== Directive ==
Restate the listing below word for word, omitting any images.

== Provided information ==
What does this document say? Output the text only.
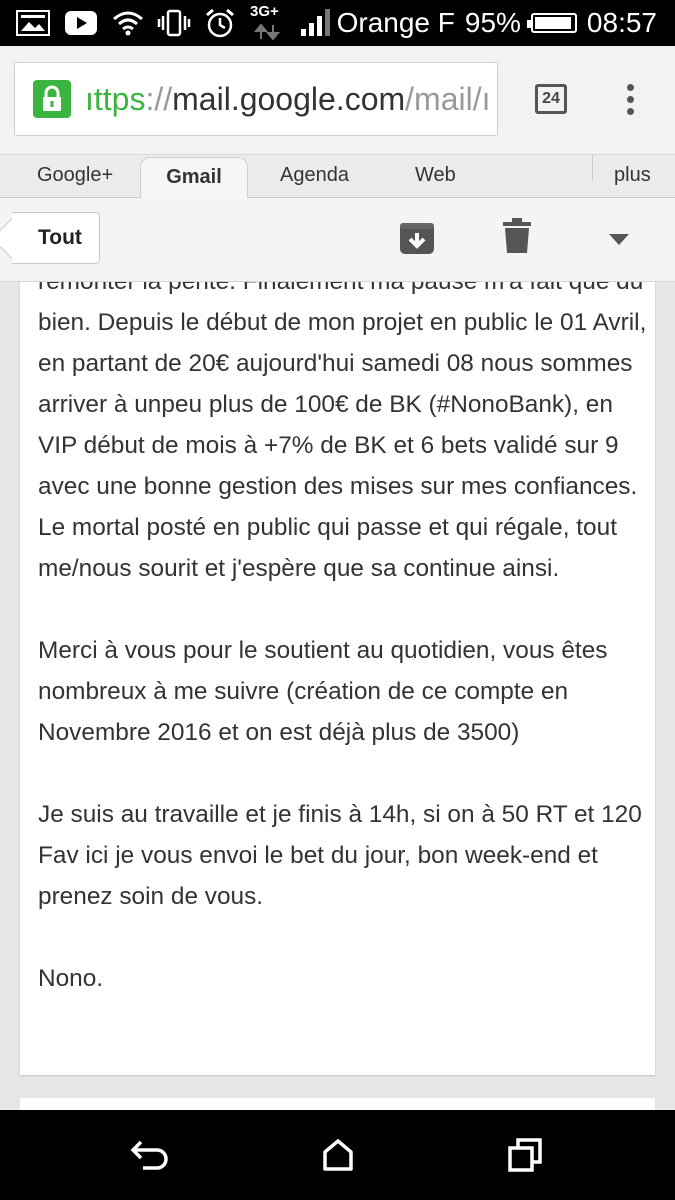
3G+ Orange F 95% 08:57
ıttps://mail.google.com/mail/ı	24
Google+	Gmail	Agenda	Web	plus
Tout

bien. Depuis le début de mon projet en public le 01 Avril, en partant de 20€ aujourd'hui samedi 08 nous sommes arriver à unpeu plus de 100€ de BK (#NonoBank), en VIP début de mois à +7% de BK et 6 bets validé sur 9 avec une bonne gestion des mises sur mes confiances. Le mortal posté en public qui passe et qui régale, tout me/nous sourit et j'espère que sa continue ainsi.

Merci à vous pour le soutient au quotidien, vous êtes nombreux à me suivre (création de ce compte en Novembre 2016 et on est déjà plus de 3500)

Je suis au travaille et je finis à 14h, si on à 50 RT et 120 Fav ici je vous envoi le bet du jour, bon week-end et prenez soin de vous.

Nono.
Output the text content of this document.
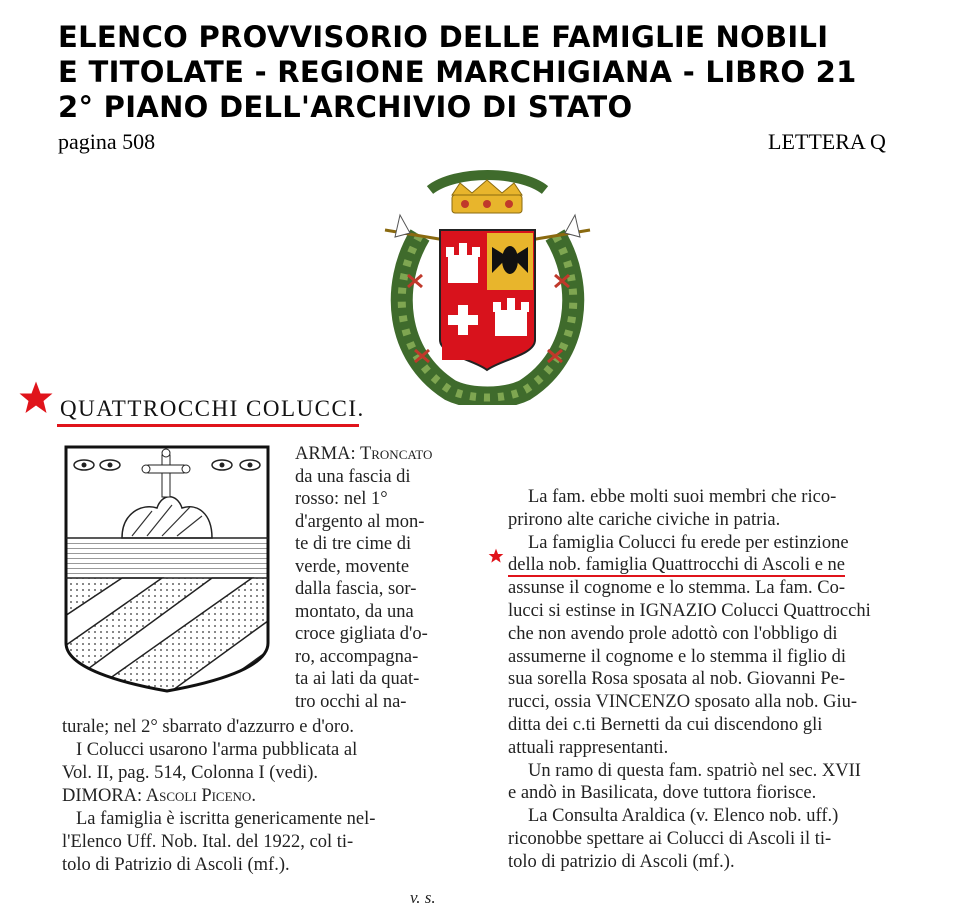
ELENCO PROVVISORIO DELLE FAMIGLIE NOBILI
E TITOLATE - REGIONE MARCHIGIANA - LIBRO 21
2° PIANO DELL'ARCHIVIO DI STATO
pagina 508	LETTERA Q
QUATTROCCHI COLUCCI.
ARMA: Troncato
da una fascia di
rosso: nel 1°
d'argento al mon-
te di tre cime di
verde, movente
dalla fascia, sor-
montato, da una
croce gigliata d'o-
ro, accompagna-
ta ai lati da quat-
tro occhi al na-
turale; nel 2° sbarrato d'azzurro e d'oro.
I Colucci usarono l'arma pubblicata al
Vol. II, pag. 514, Colonna I (vedi).
DIMORA: Ascoli Piceno.
La famiglia è iscritta genericamente nel-
l'Elenco Uff. Nob. Ital. del 1922, col ti-
tolo di Patrizio di Ascoli (mf.).
La fam. ebbe molti suoi membri che rico-
prirono alte cariche civiche in patria.
La famiglia Colucci fu erede per estinzione
della nob. famiglia Quattrocchi di Ascoli e ne
assunse il cognome e lo stemma. La fam. Co-
lucci si estinse in IGNAZIO Colucci Quattrocchi
che non avendo prole adottò con l'obbligo di
assumerne il cognome e lo stemma il figlio di
sua sorella Rosa sposata al nob. Giovanni Pe-
rucci, ossia VINCENZO sposato alla nob. Giu-
ditta dei c.ti Bernetti da cui discendono gli
attuali rappresentanti.
Un ramo di questa fam. spatriò nel sec. XVII
e andò in Basilicata, dove tuttora fiorisce.
La Consulta Araldica (v. Elenco nob. uff.)
riconobbe spettare ai Colucci di Ascoli il ti-
tolo di patrizio di Ascoli (mf.).
v. s.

== Completed task ==
What does this document say? Output the text only.
3G+ Orange F 95% 08:57
ıttps://mail.google.com/mail/ı	24
Google+	Gmail	Agenda	Web	plus
Tout

bien. Depuis le début de mon projet en public le 01 Avril, en partant de 20€ aujourd'hui samedi 08 nous sommes arriver à unpeu plus de 100€ de BK (#NonoBank), en VIP début de mois à +7% de BK et 6 bets validé sur 9 avec une bonne gestion des mises sur mes confiances. Le mortal posté en public qui passe et qui régale, tout me/nous sourit et j'espère que sa continue ainsi.

Merci à vous pour le soutient au quotidien, vous êtes nombreux à me suivre (création de ce compte en Novembre 2016 et on est déjà plus de 3500)

Je suis au travaille et je finis à 14h, si on à 50 RT et 120 Fav ici je vous envoi le bet du jour, bon week-end et prenez soin de vous.

Nono.
Output the text content of this document.
ELENCO PROVVISORIO DELLE FAMIGLIE NOBILI
E TITOLATE - REGIONE MARCHIGIANA - LIBRO 21
2° PIANO DELL'ARCHIVIO DI STATO
pagina 508	LETTERA Q
QUATTROCCHI COLUCCI.
ARMA: Troncato
da una fascia di
rosso: nel 1°
d'argento al mon-
te di tre cime di
verde, movente
dalla fascia, sor-
montato, da una
croce gigliata d'o-
ro, accompagna-
ta ai lati da quat-
tro occhi al na-
turale; nel 2° sbarrato d'azzurro e d'oro.
I Colucci usarono l'arma pubblicata al
Vol. II, pag. 514, Colonna I (vedi).
DIMORA: Ascoli Piceno.
La famiglia è iscritta genericamente nel-
l'Elenco Uff. Nob. Ital. del 1922, col ti-
tolo di Patrizio di Ascoli (mf.).
La fam. ebbe molti suoi membri che rico-
prirono alte cariche civiche in patria.
La famiglia Colucci fu erede per estinzione
della nob. famiglia Quattrocchi di Ascoli e ne
assunse il cognome e lo stemma. La fam. Co-
lucci si estinse in IGNAZIO Colucci Quattrocchi
che non avendo prole adottò con l'obbligo di
assumerne il cognome e lo stemma il figlio di
sua sorella Rosa sposata al nob. Giovanni Pe-
rucci, ossia VINCENZO sposato alla nob. Giu-
ditta dei c.ti Bernetti da cui discendono gli
attuali rappresentanti.
Un ramo di questa fam. spatriò nel sec. XVII
e andò in Basilicata, dove tuttora fiorisce.
La Consulta Araldica (v. Elenco nob. uff.)
riconobbe spettare ai Colucci di Ascoli il ti-
tolo di patrizio di Ascoli (mf.).
v. s.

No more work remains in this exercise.